START

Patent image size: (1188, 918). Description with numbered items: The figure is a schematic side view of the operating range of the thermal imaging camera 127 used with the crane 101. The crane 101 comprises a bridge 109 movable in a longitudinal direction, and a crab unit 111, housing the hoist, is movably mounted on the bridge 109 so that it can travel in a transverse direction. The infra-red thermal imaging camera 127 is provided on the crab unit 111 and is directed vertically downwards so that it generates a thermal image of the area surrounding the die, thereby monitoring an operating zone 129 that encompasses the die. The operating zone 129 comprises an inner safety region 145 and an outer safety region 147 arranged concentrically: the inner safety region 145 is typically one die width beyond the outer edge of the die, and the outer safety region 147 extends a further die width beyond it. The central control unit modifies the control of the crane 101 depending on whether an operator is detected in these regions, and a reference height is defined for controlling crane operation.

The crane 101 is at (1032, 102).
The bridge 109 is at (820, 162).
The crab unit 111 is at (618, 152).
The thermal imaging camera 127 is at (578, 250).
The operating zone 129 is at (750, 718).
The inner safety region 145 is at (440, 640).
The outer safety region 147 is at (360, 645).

END
START

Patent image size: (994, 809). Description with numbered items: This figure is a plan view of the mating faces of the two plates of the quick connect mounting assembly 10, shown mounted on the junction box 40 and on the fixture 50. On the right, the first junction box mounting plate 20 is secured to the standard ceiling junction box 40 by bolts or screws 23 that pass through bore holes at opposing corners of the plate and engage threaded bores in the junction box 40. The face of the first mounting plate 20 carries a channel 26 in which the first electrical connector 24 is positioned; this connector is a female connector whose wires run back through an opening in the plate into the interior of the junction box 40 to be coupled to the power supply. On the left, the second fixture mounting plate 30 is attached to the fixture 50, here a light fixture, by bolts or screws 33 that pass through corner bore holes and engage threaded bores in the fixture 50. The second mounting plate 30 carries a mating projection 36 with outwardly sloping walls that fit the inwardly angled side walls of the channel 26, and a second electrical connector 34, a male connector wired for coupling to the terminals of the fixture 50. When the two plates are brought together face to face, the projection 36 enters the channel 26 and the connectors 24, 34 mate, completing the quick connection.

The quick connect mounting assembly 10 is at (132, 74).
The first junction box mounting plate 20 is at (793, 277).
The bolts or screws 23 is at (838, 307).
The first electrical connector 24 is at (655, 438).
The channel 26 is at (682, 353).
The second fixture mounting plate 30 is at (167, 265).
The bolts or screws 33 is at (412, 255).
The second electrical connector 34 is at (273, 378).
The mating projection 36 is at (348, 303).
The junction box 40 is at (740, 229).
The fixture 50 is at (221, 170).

END
START

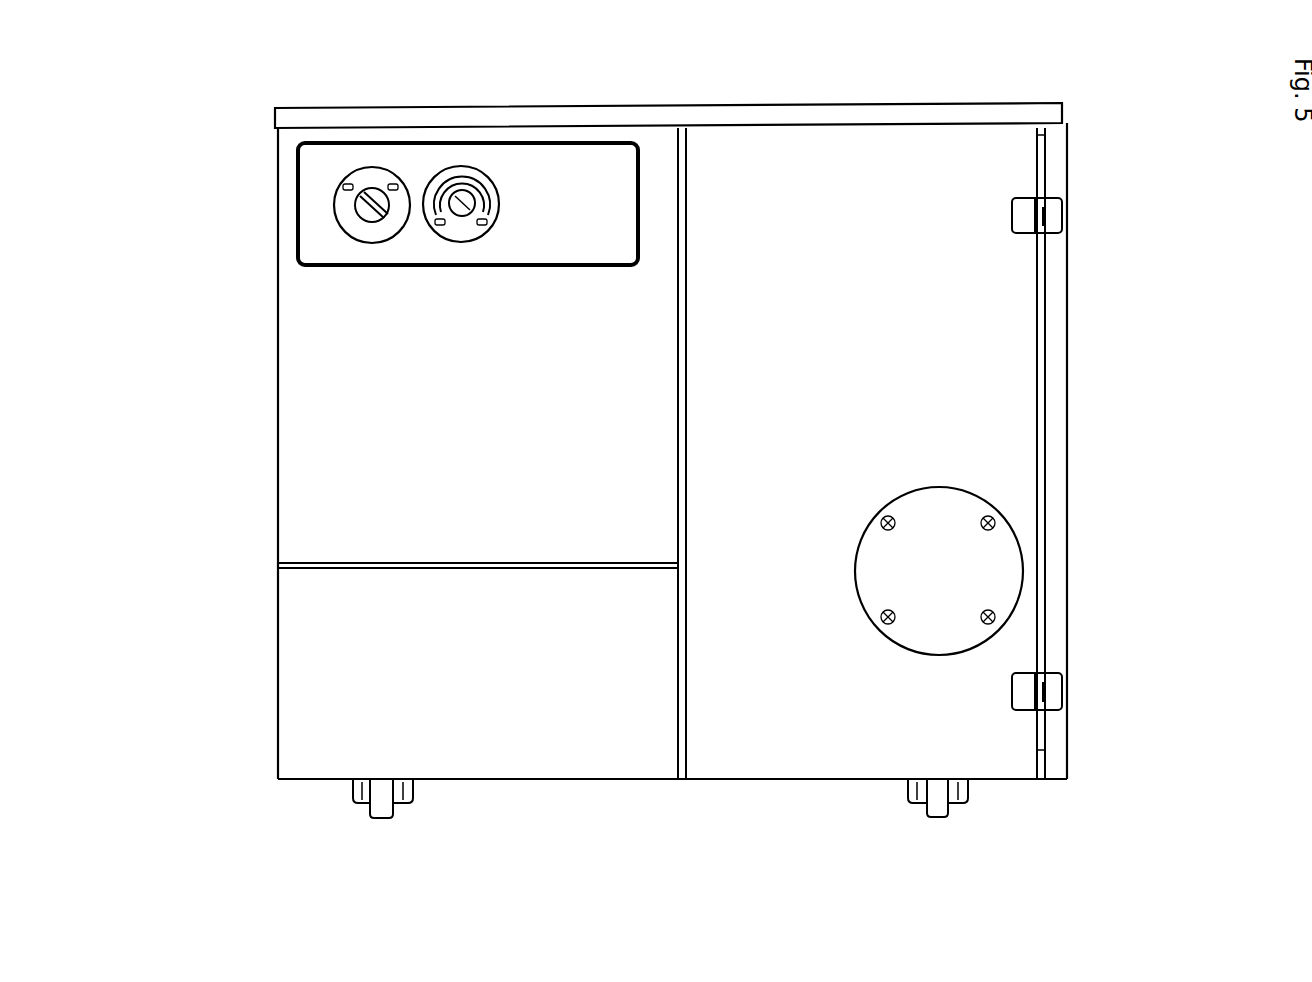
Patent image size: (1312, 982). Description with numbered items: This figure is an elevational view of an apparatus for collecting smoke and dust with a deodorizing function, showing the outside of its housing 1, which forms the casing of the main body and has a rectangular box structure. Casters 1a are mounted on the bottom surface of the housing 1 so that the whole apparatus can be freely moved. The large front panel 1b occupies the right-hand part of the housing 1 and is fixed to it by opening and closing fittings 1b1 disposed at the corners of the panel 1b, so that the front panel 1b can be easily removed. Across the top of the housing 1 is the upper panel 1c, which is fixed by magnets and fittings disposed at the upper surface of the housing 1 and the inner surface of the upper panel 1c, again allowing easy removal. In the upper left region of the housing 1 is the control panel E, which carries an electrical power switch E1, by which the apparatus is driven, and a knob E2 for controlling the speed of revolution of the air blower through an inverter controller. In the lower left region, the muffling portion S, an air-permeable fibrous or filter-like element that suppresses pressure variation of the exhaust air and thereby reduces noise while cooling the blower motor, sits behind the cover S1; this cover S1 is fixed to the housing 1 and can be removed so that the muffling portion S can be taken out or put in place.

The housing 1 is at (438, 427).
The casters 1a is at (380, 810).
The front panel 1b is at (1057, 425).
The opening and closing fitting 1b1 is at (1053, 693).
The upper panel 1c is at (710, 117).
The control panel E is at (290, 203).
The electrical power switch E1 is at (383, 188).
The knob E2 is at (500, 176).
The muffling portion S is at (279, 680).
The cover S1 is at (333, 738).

END

__EXERCISE AIM__
Could you write out the items again, beginning at the line that has "Patent image size: (1188, 918)." and stopping after the line that has "The bridge 109 is at (820, 162).", switching "schematic side view" to "schematic front view" and changing nothing else?

__RESPONSE TO THE TASK__
Patent image size: (1188, 918). Description with numbered items: The figure is a schematic front view of the operating range of the thermal imaging camera 127 used with the crane 101. The crane 101 comprises a bridge 109 movable in a longitudinal direction, and a crab unit 111, housing the hoist, is movably mounted on the bridge 109 so that it can travel in a transverse direction. The infra-red thermal imaging camera 127 is provided on the crab unit 111 and is directed vertically downwards so that it generates a thermal image of the area surrounding the die, thereby monitoring an operating zone 129 that encompasses the die. The operating zone 129 comprises an inner safety region 145 and an outer safety region 147 arranged concentrically: the inner safety region 145 is typically one die width beyond the outer edge of the die, and the outer safety region 147 extends a further die width beyond it. The central control unit modifies the control of the crane 101 depending on whether an operator is detected in these regions, and a reference height is defined for controlling crane operation.

The crane 101 is at (1032, 102).
The bridge 109 is at (820, 162).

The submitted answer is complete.